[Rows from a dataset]
——————————

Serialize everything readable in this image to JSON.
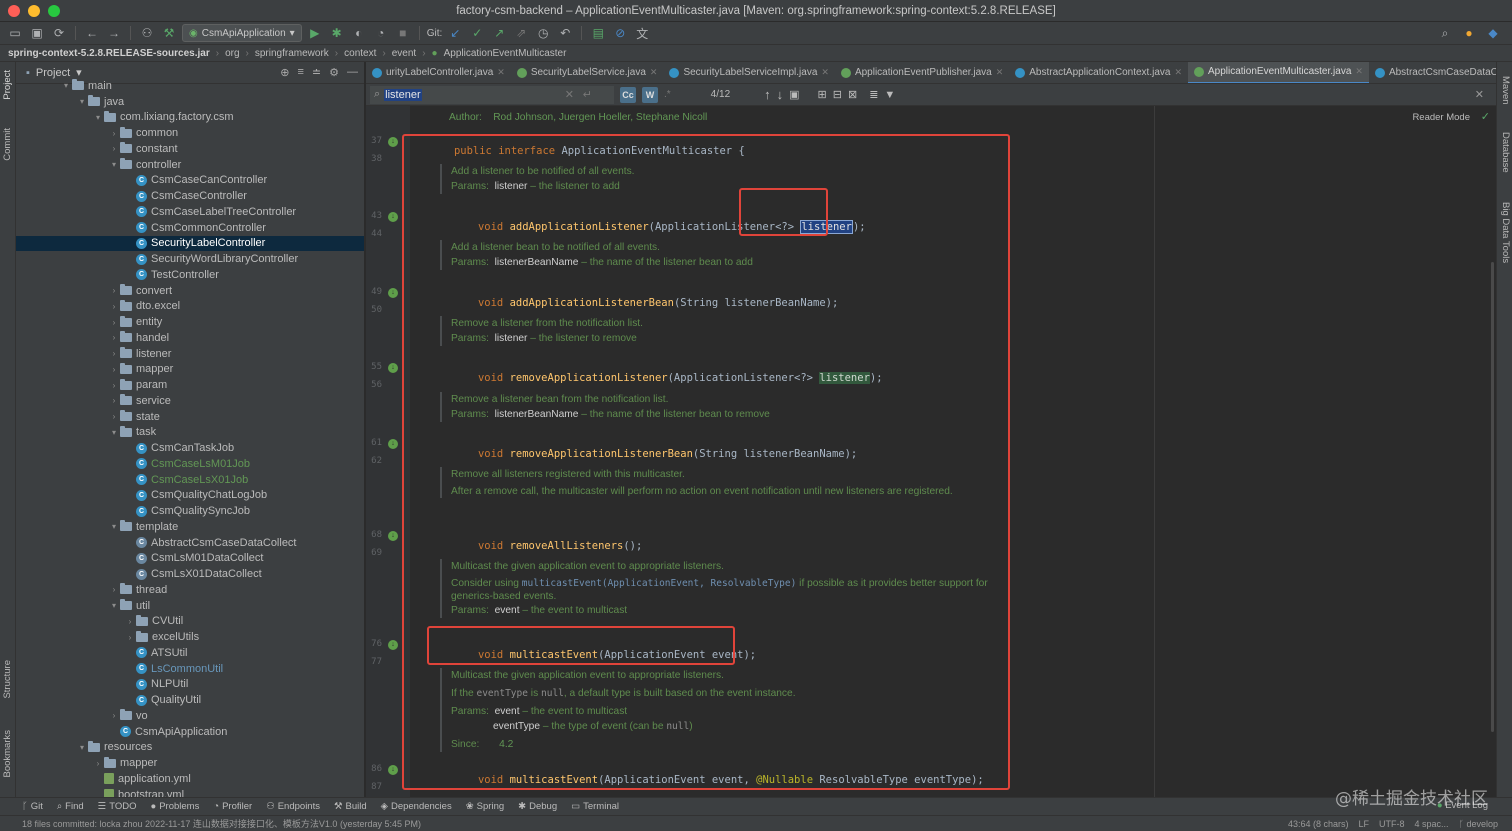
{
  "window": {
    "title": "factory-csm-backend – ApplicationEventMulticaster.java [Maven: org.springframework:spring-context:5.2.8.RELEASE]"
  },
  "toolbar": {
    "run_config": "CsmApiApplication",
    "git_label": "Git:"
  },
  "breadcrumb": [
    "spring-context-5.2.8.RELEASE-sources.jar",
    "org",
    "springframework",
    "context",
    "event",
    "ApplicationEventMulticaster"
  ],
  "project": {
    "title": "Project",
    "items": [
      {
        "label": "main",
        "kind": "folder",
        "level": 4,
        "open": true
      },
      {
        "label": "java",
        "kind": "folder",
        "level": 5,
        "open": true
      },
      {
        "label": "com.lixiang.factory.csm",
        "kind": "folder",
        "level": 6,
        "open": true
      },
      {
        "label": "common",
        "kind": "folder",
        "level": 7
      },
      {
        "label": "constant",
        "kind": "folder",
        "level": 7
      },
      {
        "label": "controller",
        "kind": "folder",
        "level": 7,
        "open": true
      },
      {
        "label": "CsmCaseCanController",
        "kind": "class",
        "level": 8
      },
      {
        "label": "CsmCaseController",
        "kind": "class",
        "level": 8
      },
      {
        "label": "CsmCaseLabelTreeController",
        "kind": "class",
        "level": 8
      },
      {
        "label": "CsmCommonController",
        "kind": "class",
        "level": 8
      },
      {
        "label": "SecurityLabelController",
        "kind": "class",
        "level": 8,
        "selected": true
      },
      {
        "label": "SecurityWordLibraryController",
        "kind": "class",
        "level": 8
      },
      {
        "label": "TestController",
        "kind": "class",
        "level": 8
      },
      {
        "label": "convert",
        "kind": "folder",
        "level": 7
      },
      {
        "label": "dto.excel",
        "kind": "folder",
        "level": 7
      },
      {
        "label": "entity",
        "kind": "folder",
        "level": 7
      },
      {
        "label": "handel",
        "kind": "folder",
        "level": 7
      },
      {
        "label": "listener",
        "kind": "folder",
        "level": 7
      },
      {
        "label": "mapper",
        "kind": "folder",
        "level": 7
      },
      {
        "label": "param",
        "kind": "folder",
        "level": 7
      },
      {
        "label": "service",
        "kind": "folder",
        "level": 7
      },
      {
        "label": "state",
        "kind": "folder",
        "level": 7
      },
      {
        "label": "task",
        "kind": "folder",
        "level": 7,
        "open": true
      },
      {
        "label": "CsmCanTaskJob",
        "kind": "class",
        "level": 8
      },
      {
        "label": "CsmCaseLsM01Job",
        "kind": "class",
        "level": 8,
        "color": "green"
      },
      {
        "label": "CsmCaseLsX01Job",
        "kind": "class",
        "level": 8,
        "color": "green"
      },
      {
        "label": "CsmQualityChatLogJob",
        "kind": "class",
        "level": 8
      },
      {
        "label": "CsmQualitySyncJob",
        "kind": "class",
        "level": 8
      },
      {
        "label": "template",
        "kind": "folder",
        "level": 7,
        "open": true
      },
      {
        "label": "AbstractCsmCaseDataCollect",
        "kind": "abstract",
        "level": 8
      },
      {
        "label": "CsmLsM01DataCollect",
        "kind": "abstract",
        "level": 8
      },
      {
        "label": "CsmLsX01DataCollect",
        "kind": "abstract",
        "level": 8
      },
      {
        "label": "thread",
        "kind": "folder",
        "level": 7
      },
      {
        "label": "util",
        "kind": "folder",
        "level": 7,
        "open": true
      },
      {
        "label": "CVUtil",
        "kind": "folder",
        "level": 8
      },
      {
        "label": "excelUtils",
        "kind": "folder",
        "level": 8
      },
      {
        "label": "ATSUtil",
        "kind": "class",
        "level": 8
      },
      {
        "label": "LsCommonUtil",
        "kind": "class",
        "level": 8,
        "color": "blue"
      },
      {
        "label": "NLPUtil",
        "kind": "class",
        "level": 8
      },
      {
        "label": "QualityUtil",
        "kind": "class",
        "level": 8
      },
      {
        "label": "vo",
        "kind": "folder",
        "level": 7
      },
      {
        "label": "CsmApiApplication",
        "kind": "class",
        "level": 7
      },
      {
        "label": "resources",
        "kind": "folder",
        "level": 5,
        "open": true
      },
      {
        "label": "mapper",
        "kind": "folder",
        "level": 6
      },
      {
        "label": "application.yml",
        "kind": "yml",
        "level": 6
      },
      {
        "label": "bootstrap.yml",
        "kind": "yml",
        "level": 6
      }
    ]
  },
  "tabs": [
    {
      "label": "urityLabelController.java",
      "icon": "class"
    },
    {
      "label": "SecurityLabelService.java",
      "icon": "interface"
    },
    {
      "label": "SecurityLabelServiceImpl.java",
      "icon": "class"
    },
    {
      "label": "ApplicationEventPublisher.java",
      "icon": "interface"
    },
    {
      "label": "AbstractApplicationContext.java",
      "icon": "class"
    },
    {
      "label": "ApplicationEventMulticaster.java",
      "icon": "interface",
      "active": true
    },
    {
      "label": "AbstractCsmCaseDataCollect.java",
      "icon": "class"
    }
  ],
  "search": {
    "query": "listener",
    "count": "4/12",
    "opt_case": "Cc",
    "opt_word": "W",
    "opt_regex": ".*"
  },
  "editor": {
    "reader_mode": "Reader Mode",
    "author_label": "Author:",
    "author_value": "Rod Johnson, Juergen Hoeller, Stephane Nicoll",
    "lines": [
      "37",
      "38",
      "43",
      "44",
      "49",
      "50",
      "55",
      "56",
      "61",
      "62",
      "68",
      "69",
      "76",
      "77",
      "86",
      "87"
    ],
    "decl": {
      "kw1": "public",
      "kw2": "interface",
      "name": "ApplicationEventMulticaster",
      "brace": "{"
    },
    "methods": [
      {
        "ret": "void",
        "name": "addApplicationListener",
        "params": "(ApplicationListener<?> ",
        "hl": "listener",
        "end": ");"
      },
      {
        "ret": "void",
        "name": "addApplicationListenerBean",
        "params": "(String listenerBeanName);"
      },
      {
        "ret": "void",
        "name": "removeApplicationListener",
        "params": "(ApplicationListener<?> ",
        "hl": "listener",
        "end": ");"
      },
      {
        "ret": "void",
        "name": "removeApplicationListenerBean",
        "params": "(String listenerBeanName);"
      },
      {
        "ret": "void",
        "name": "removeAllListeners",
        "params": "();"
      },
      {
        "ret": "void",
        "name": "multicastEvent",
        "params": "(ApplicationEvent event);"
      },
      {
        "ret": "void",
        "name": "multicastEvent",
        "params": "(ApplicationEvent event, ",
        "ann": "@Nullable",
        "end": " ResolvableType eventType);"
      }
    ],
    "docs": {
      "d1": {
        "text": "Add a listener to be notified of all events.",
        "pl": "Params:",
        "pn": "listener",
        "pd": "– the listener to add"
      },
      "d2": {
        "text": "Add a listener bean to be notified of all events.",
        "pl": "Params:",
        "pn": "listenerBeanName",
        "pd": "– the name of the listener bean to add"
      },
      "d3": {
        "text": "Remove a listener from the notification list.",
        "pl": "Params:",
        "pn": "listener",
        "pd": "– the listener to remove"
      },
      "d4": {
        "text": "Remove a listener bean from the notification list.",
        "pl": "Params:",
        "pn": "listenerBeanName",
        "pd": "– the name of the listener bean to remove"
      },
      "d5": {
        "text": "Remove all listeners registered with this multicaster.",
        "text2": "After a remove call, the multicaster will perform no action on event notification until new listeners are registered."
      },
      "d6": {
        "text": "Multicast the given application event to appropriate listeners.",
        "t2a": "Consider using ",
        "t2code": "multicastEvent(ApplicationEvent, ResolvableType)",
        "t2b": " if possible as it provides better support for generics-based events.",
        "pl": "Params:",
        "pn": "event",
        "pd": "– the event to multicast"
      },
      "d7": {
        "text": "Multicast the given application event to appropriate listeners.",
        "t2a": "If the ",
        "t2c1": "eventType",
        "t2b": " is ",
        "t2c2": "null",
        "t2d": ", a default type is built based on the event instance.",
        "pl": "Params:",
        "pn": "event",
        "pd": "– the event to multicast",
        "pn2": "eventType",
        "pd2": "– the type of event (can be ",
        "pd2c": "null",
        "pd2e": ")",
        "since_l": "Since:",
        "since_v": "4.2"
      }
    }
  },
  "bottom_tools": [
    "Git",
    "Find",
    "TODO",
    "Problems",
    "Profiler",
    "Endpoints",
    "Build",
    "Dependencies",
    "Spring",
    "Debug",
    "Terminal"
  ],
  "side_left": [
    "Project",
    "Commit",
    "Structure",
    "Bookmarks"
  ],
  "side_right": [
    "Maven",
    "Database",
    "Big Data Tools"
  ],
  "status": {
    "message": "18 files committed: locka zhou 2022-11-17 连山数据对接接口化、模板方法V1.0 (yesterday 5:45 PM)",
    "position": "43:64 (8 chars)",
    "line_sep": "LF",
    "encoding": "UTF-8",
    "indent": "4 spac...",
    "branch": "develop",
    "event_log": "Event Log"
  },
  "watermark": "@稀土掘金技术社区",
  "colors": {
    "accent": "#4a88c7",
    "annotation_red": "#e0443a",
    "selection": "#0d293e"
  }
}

——————————

### Work to be completed
Pull out all lines from the listing that contain the string "events".

### Full answer
        "text": "Add a listener to be notified of all events.",
        "text": "Add a listener bean to be notified of all events.",
        "t2b": " if possible as it provides better support for generics-based events.",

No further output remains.